== Raw data

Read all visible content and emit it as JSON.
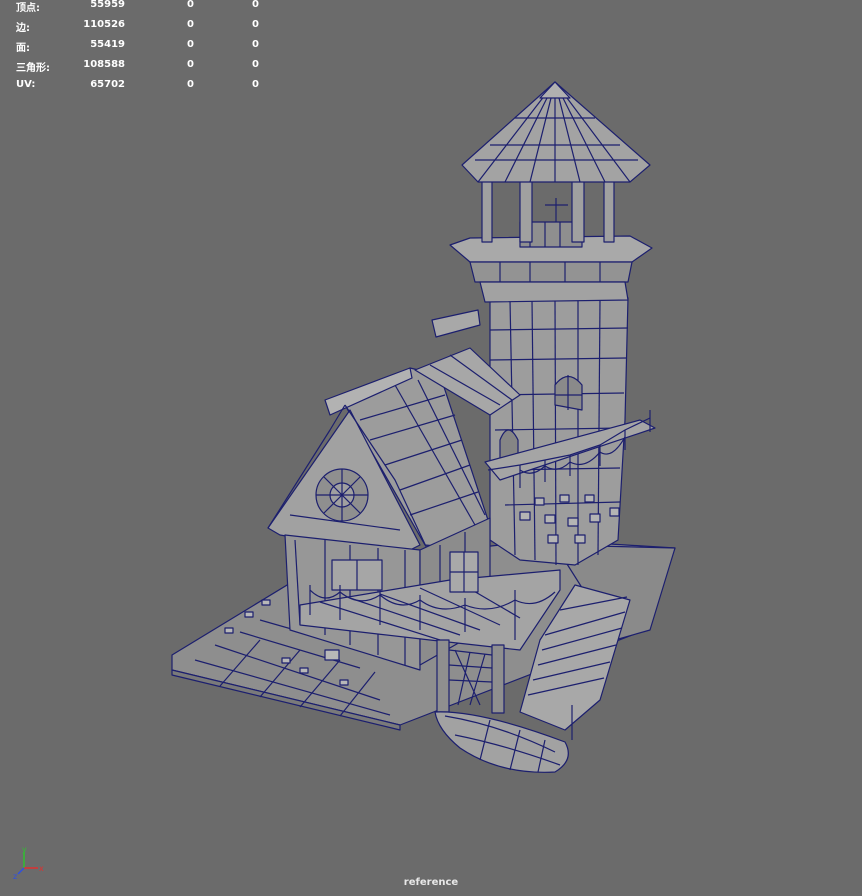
{
  "heads_up_display": {
    "rows": [
      {
        "label": "顶点:",
        "values": [
          "55959",
          "0",
          "0"
        ]
      },
      {
        "label": "边:",
        "values": [
          "110526",
          "0",
          "0"
        ]
      },
      {
        "label": "面:",
        "values": [
          "55419",
          "0",
          "0"
        ]
      },
      {
        "label": "三角形:",
        "values": [
          "108588",
          "0",
          "0"
        ]
      },
      {
        "label": "UV:",
        "values": [
          "65702",
          "0",
          "0"
        ]
      }
    ]
  },
  "viewport": {
    "camera_name": "reference",
    "background_color": "#6b6b6b",
    "wireframe_color": "#1c1f6e",
    "mesh_color": "#9a9a9a"
  },
  "axis_gizmo": {
    "labels": [
      "y",
      "z",
      "x"
    ],
    "colors": {
      "x": "#e03030",
      "y": "#30c030",
      "z": "#3050e0"
    }
  }
}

====

#### Goal
Apart from the pictures, the entries above are to be repeated in full and exactly.

#### Solution
Read all visible content and emit it as JSON.
{
  "heads_up_display": {
    "rows": [
      {
        "label": "顶点:",
        "values": [
          "55959",
          "0",
          "0"
        ]
      },
      {
        "label": "边:",
        "values": [
          "110526",
          "0",
          "0"
        ]
      },
      {
        "label": "面:",
        "values": [
          "55419",
          "0",
          "0"
        ]
      },
      {
        "label": "三角形:",
        "values": [
          "108588",
          "0",
          "0"
        ]
      },
      {
        "label": "UV:",
        "values": [
          "65702",
          "0",
          "0"
        ]
      }
    ]
  },
  "viewport": {
    "camera_name": "reference",
    "background_color": "#6b6b6b",
    "wireframe_color": "#1c1f6e",
    "mesh_color": "#9a9a9a"
  },
  "axis_gizmo": {
    "labels": [
      "y",
      "z",
      "x"
    ],
    "colors": {
      "x": "#e03030",
      "y": "#30c030",
      "z": "#3050e0"
    }
  }
}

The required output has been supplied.